GOAL
Set down each entry from the block beneath, exactly as written.
* * * * * * * * *
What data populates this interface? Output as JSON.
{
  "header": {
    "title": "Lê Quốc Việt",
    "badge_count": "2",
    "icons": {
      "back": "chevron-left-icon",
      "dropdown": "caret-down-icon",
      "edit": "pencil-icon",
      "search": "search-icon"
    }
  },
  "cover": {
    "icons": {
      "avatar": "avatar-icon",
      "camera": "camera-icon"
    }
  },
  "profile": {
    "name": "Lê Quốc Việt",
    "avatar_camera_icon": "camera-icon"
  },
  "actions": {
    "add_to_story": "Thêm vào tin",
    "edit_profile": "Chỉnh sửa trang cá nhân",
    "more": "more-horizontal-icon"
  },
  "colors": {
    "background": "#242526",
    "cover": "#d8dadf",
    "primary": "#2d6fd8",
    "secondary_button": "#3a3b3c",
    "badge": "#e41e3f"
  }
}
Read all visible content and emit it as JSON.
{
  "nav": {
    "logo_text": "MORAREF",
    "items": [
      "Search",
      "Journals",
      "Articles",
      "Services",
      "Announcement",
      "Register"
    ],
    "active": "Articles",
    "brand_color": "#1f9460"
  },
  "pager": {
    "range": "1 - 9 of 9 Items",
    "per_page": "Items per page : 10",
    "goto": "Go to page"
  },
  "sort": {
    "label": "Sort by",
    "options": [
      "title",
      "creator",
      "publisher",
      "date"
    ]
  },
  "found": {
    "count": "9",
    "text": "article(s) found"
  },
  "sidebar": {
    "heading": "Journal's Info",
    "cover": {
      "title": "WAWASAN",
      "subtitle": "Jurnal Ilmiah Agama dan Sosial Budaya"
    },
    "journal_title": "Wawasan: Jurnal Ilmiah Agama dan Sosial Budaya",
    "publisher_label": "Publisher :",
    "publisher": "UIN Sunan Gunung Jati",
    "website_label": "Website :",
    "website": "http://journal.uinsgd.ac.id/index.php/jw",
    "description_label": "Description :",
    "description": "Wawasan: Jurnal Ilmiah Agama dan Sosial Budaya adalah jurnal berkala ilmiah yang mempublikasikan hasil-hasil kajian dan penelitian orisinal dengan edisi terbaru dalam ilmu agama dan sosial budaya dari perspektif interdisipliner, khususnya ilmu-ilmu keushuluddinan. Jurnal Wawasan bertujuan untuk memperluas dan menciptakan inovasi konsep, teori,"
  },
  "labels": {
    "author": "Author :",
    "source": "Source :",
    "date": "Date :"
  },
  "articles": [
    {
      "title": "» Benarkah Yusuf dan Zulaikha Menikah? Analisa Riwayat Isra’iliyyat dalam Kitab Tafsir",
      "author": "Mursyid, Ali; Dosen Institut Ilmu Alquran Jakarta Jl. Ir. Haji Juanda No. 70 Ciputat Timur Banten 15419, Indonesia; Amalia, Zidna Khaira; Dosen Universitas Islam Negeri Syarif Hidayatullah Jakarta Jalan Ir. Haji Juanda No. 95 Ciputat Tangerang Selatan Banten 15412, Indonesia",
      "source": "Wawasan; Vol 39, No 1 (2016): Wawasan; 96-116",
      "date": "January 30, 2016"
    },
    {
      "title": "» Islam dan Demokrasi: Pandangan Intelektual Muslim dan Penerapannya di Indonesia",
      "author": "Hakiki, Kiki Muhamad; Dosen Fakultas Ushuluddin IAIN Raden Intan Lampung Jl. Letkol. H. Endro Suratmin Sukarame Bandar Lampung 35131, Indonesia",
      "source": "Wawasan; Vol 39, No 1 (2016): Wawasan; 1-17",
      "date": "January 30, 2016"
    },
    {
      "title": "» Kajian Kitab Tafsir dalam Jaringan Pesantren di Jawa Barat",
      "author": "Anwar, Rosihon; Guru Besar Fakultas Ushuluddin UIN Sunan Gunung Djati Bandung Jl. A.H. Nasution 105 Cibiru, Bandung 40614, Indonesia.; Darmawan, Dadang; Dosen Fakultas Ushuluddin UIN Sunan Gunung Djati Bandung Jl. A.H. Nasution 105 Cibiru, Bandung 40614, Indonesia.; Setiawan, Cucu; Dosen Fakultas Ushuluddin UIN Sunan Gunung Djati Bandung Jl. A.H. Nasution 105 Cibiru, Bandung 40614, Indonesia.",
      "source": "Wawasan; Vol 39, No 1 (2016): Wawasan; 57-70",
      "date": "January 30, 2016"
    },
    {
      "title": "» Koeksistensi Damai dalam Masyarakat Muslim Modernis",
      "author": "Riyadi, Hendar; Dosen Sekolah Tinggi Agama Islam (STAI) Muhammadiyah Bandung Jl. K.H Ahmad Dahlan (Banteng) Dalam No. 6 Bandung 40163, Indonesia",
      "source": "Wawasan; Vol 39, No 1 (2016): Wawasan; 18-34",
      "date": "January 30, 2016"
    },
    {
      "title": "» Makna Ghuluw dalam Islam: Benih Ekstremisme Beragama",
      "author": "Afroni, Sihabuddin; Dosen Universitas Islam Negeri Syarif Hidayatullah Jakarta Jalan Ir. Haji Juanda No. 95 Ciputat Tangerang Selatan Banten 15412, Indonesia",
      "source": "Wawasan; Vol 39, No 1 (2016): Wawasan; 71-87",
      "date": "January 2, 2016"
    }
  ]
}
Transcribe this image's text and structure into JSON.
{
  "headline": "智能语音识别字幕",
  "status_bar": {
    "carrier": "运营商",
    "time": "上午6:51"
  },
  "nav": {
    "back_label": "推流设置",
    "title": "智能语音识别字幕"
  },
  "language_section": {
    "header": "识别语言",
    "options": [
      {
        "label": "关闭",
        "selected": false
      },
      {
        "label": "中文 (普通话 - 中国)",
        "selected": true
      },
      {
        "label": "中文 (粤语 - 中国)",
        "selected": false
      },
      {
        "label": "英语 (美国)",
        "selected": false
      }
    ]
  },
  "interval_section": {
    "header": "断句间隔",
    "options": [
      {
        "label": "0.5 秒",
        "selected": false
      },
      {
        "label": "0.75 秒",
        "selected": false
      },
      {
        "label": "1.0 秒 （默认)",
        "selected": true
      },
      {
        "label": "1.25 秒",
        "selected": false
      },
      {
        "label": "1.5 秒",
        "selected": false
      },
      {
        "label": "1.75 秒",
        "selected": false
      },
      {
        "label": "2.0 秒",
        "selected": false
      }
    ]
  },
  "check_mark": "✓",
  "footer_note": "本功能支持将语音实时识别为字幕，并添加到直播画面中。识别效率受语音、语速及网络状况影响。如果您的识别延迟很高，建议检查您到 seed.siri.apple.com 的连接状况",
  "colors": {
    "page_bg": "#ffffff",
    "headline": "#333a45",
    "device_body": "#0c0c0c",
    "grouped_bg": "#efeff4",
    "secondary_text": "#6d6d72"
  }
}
* * * * * * * * *
OUTPUT BELOW
What data populates this interface? Output as JSON.
{
  "header": {
    "title": "Lê Quốc Việt",
    "badge_count": "2",
    "icons": {
      "back": "chevron-left-icon",
      "dropdown": "caret-down-icon",
      "edit": "pencil-icon",
      "search": "search-icon"
    }
  },
  "cover": {
    "icons": {
      "avatar": "avatar-icon",
      "camera": "camera-icon"
    }
  },
  "profile": {
    "name": "Lê Quốc Việt",
    "avatar_camera_icon": "camera-icon"
  },
  "actions": {
    "add_to_story": "Thêm vào tin",
    "edit_profile": "Chỉnh sửa trang cá nhân",
    "more": "more-horizontal-icon"
  },
  "colors": {
    "background": "#242526",
    "cover": "#d8dadf",
    "primary": "#2d6fd8",
    "secondary_button": "#3a3b3c",
    "badge": "#e41e3f"
  }
}
Read all visible content and emit it as JSON.
{
  "nav": {
    "logo_text": "MORAREF",
    "items": [
      "Search",
      "Journals",
      "Articles",
      "Services",
      "Announcement",
      "Register"
    ],
    "active": "Articles",
    "brand_color": "#1f9460"
  },
  "pager": {
    "range": "1 - 9 of 9 Items",
    "per_page": "Items per page : 10",
    "goto": "Go to page"
  },
  "sort": {
    "label": "Sort by",
    "options": [
      "title",
      "creator",
      "publisher",
      "date"
    ]
  },
  "found": {
    "count": "9",
    "text": "article(s) found"
  },
  "sidebar": {
    "heading": "Journal's Info",
    "cover": {
      "title": "WAWASAN",
      "subtitle": "Jurnal Ilmiah Agama dan Sosial Budaya"
    },
    "journal_title": "Wawasan: Jurnal Ilmiah Agama dan Sosial Budaya",
    "publisher_label": "Publisher :",
    "publisher": "UIN Sunan Gunung Jati",
    "website_label": "Website :",
    "website": "http://journal.uinsgd.ac.id/index.php/jw",
    "description_label": "Description :",
    "description": "Wawasan: Jurnal Ilmiah Agama dan Sosial Budaya adalah jurnal berkala ilmiah yang mempublikasikan hasil-hasil kajian dan penelitian orisinal dengan edisi terbaru dalam ilmu agama dan sosial budaya dari perspektif interdisipliner, khususnya ilmu-ilmu keushuluddinan. Jurnal Wawasan bertujuan untuk memperluas dan menciptakan inovasi konsep, teori,"
  },
  "labels": {
    "author": "Author :",
    "source": "Source :",
    "date": "Date :"
  },
  "articles": [
    {
      "title": "» Benarkah Yusuf dan Zulaikha Menikah? Analisa Riwayat Isra’iliyyat dalam Kitab Tafsir",
      "author": "Mursyid, Ali; Dosen Institut Ilmu Alquran Jakarta Jl. Ir. Haji Juanda No. 70 Ciputat Timur Banten 15419, Indonesia; Amalia, Zidna Khaira; Dosen Universitas Islam Negeri Syarif Hidayatullah Jakarta Jalan Ir. Haji Juanda No. 95 Ciputat Tangerang Selatan Banten 15412, Indonesia",
      "source": "Wawasan; Vol 39, No 1 (2016): Wawasan; 96-116",
      "date": "January 30, 2016"
    },
    {
      "title": "» Islam dan Demokrasi: Pandangan Intelektual Muslim dan Penerapannya di Indonesia",
      "author": "Hakiki, Kiki Muhamad; Dosen Fakultas Ushuluddin IAIN Raden Intan Lampung Jl. Letkol. H. Endro Suratmin Sukarame Bandar Lampung 35131, Indonesia",
      "source": "Wawasan; Vol 39, No 1 (2016): Wawasan; 1-17",
      "date": "January 30, 2016"
    },
    {
      "title": "» Kajian Kitab Tafsir dalam Jaringan Pesantren di Jawa Barat",
      "author": "Anwar, Rosihon; Guru Besar Fakultas Ushuluddin UIN Sunan Gunung Djati Bandung Jl. A.H. Nasution 105 Cibiru, Bandung 40614, Indonesia.; Darmawan, Dadang; Dosen Fakultas Ushuluddin UIN Sunan Gunung Djati Bandung Jl. A.H. Nasution 105 Cibiru, Bandung 40614, Indonesia.; Setiawan, Cucu; Dosen Fakultas Ushuluddin UIN Sunan Gunung Djati Bandung Jl. A.H. Nasution 105 Cibiru, Bandung 40614, Indonesia.",
      "source": "Wawasan; Vol 39, No 1 (2016): Wawasan; 57-70",
      "date": "January 30, 2016"
    },
    {
      "title": "» Koeksistensi Damai dalam Masyarakat Muslim Modernis",
      "author": "Riyadi, Hendar; Dosen Sekolah Tinggi Agama Islam (STAI) Muhammadiyah Bandung Jl. K.H Ahmad Dahlan (Banteng) Dalam No. 6 Bandung 40163, Indonesia",
      "source": "Wawasan; Vol 39, No 1 (2016): Wawasan; 18-34",
      "date": "January 30, 2016"
    },
    {
      "title": "» Makna Ghuluw dalam Islam: Benih Ekstremisme Beragama",
      "author": "Afroni, Sihabuddin; Dosen Universitas Islam Negeri Syarif Hidayatullah Jakarta Jalan Ir. Haji Juanda No. 95 Ciputat Tangerang Selatan Banten 15412, Indonesia",
      "source": "Wawasan; Vol 39, No 1 (2016): Wawasan; 71-87",
      "date": "January 2, 2016"
    }
  ]
}
Transcribe this image's text and structure into JSON.
{
  "headline": "智能语音识别字幕",
  "status_bar": {
    "carrier": "运营商",
    "time": "上午6:51"
  },
  "nav": {
    "back_label": "推流设置",
    "title": "智能语音识别字幕"
  },
  "language_section": {
    "header": "识别语言",
    "options": [
      {
        "label": "关闭",
        "selected": false
      },
      {
        "label": "中文 (普通话 - 中国)",
        "selected": true
      },
      {
        "label": "中文 (粤语 - 中国)",
        "selected": false
      },
      {
        "label": "英语 (美国)",
        "selected": false
      }
    ]
  },
  "interval_section": {
    "header": "断句间隔",
    "options": [
      {
        "label": "0.5 秒",
        "selected": false
      },
      {
        "label": "0.75 秒",
        "selected": false
      },
      {
        "label": "1.0 秒 （默认)",
        "selected": true
      },
      {
        "label": "1.25 秒",
        "selected": false
      },
      {
        "label": "1.5 秒",
        "selected": false
      },
      {
        "label": "1.75 秒",
        "selected": false
      },
      {
        "label": "2.0 秒",
        "selected": false
      }
    ]
  },
  "check_mark": "✓",
  "footer_note": "本功能支持将语音实时识别为字幕，并添加到直播画面中。识别效率受语音、语速及网络状况影响。如果您的识别延迟很高，建议检查您到 seed.siri.apple.com 的连接状况",
  "colors": {
    "page_bg": "#ffffff",
    "headline": "#333a45",
    "device_body": "#0c0c0c",
    "grouped_bg": "#efeff4",
    "secondary_text": "#6d6d72"
  }
}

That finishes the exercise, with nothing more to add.